→ Directive
Repeat the lines that follow, leaving nothing out.

→ Dataset excerpt
%%
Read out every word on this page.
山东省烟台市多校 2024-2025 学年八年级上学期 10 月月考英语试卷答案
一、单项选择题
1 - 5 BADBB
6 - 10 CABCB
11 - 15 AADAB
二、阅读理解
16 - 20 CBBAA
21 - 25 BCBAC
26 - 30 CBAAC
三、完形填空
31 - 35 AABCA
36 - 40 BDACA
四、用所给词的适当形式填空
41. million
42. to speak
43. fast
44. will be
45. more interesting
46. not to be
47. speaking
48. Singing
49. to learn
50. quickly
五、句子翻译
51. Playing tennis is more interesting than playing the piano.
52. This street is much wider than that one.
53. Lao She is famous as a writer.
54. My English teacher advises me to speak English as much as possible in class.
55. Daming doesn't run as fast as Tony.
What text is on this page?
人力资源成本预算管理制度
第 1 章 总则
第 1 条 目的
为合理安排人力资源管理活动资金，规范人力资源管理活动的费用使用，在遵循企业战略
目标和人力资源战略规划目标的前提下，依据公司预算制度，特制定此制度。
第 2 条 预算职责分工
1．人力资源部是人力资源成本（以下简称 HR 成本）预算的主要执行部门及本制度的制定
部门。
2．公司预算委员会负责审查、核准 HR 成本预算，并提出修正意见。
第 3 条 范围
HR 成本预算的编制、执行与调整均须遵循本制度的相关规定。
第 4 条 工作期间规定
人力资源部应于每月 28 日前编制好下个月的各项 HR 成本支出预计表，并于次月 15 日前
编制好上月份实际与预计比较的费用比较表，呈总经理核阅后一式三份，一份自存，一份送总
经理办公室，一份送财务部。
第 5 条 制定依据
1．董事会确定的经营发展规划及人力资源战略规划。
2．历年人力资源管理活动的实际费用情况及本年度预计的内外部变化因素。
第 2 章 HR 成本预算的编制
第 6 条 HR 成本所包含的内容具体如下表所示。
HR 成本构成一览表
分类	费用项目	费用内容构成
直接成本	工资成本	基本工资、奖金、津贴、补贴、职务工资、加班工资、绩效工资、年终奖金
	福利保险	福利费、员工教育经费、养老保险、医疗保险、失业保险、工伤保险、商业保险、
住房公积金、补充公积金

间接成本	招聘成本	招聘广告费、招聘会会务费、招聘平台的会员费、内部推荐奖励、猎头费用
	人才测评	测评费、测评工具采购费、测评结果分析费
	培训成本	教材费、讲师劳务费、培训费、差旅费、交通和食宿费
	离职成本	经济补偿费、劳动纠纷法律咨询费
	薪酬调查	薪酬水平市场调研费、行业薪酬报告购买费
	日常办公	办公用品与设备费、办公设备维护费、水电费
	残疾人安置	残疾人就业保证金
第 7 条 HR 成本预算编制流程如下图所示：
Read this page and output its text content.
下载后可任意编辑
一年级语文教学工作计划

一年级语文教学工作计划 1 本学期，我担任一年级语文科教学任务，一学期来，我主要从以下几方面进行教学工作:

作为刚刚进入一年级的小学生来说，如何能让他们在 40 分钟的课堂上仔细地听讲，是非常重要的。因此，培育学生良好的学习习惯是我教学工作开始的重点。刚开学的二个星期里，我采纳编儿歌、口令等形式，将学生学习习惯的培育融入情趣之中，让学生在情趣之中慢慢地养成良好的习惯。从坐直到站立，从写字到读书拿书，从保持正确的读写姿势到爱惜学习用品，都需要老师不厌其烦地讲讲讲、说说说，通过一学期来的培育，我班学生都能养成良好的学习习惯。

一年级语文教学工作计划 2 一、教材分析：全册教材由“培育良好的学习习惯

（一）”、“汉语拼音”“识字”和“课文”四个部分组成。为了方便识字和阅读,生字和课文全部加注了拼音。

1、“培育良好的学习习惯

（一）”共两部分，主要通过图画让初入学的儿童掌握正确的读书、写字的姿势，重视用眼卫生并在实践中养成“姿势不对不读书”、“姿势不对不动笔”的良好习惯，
%%
→ Task answer
Read out every word on this page.
山东省烟台市多校 2024-2025 学年八年级上学期 10 月月考英语试卷答案
一、单项选择题
1 - 5 BADBB
6 - 10 CABCB
11 - 15 AADAB
二、阅读理解
16 - 20 CBBAA
21 - 25 BCBAC
26 - 30 CBAAC
三、完形填空
31 - 35 AABCA
36 - 40 BDACA
四、用所给词的适当形式填空
41. million
42. to speak
43. fast
44. will be
45. more interesting
46. not to be
47. speaking
48. Singing
49. to learn
50. quickly
五、句子翻译
51. Playing tennis is more interesting than playing the piano.
52. This street is much wider than that one.
53. Lao She is famous as a writer.
54. My English teacher advises me to speak English as much as possible in class.
55. Daming doesn't run as fast as Tony.
What text is on this page?
人力资源成本预算管理制度
第 1 章 总则
第 1 条 目的
为合理安排人力资源管理活动资金，规范人力资源管理活动的费用使用，在遵循企业战略
目标和人力资源战略规划目标的前提下，依据公司预算制度，特制定此制度。
第 2 条 预算职责分工
1．人力资源部是人力资源成本（以下简称 HR 成本）预算的主要执行部门及本制度的制定
部门。
2．公司预算委员会负责审查、核准 HR 成本预算，并提出修正意见。
第 3 条 范围
HR 成本预算的编制、执行与调整均须遵循本制度的相关规定。
第 4 条 工作期间规定
人力资源部应于每月 28 日前编制好下个月的各项 HR 成本支出预计表，并于次月 15 日前
编制好上月份实际与预计比较的费用比较表，呈总经理核阅后一式三份，一份自存，一份送总
经理办公室，一份送财务部。
第 5 条 制定依据
1．董事会确定的经营发展规划及人力资源战略规划。
2．历年人力资源管理活动的实际费用情况及本年度预计的内外部变化因素。
第 2 章 HR 成本预算的编制
第 6 条 HR 成本所包含的内容具体如下表所示。
HR 成本构成一览表
分类	费用项目	费用内容构成
直接成本	工资成本	基本工资、奖金、津贴、补贴、职务工资、加班工资、绩效工资、年终奖金
	福利保险	福利费、员工教育经费、养老保险、医疗保险、失业保险、工伤保险、商业保险、
住房公积金、补充公积金

间接成本	招聘成本	招聘广告费、招聘会会务费、招聘平台的会员费、内部推荐奖励、猎头费用
	人才测评	测评费、测评工具采购费、测评结果分析费
	培训成本	教材费、讲师劳务费、培训费、差旅费、交通和食宿费
	离职成本	经济补偿费、劳动纠纷法律咨询费
	薪酬调查	薪酬水平市场调研费、行业薪酬报告购买费
	日常办公	办公用品与设备费、办公设备维护费、水电费
	残疾人安置	残疾人就业保证金
第 7 条 HR 成本预算编制流程如下图所示：
Read this page and output its text content.
下载后可任意编辑
一年级语文教学工作计划

一年级语文教学工作计划 1 本学期，我担任一年级语文科教学任务，一学期来，我主要从以下几方面进行教学工作:

作为刚刚进入一年级的小学生来说，如何能让他们在 40 分钟的课堂上仔细地听讲，是非常重要的。因此，培育学生良好的学习习惯是我教学工作开始的重点。刚开学的二个星期里，我采纳编儿歌、口令等形式，将学生学习习惯的培育融入情趣之中，让学生在情趣之中慢慢地养成良好的习惯。从坐直到站立，从写字到读书拿书，从保持正确的读写姿势到爱惜学习用品，都需要老师不厌其烦地讲讲讲、说说说，通过一学期来的培育，我班学生都能养成良好的学习习惯。

一年级语文教学工作计划 2 一、教材分析：全册教材由“培育良好的学习习惯

（一）”、“汉语拼音”“识字”和“课文”四个部分组成。为了方便识字和阅读,生字和课文全部加注了拼音。

1、“培育良好的学习习惯

（一）”共两部分，主要通过图画让初入学的儿童掌握正确的读书、写字的姿势，重视用眼卫生并在实践中养成“姿势不对不读书”、“姿势不对不动笔”的良好习惯，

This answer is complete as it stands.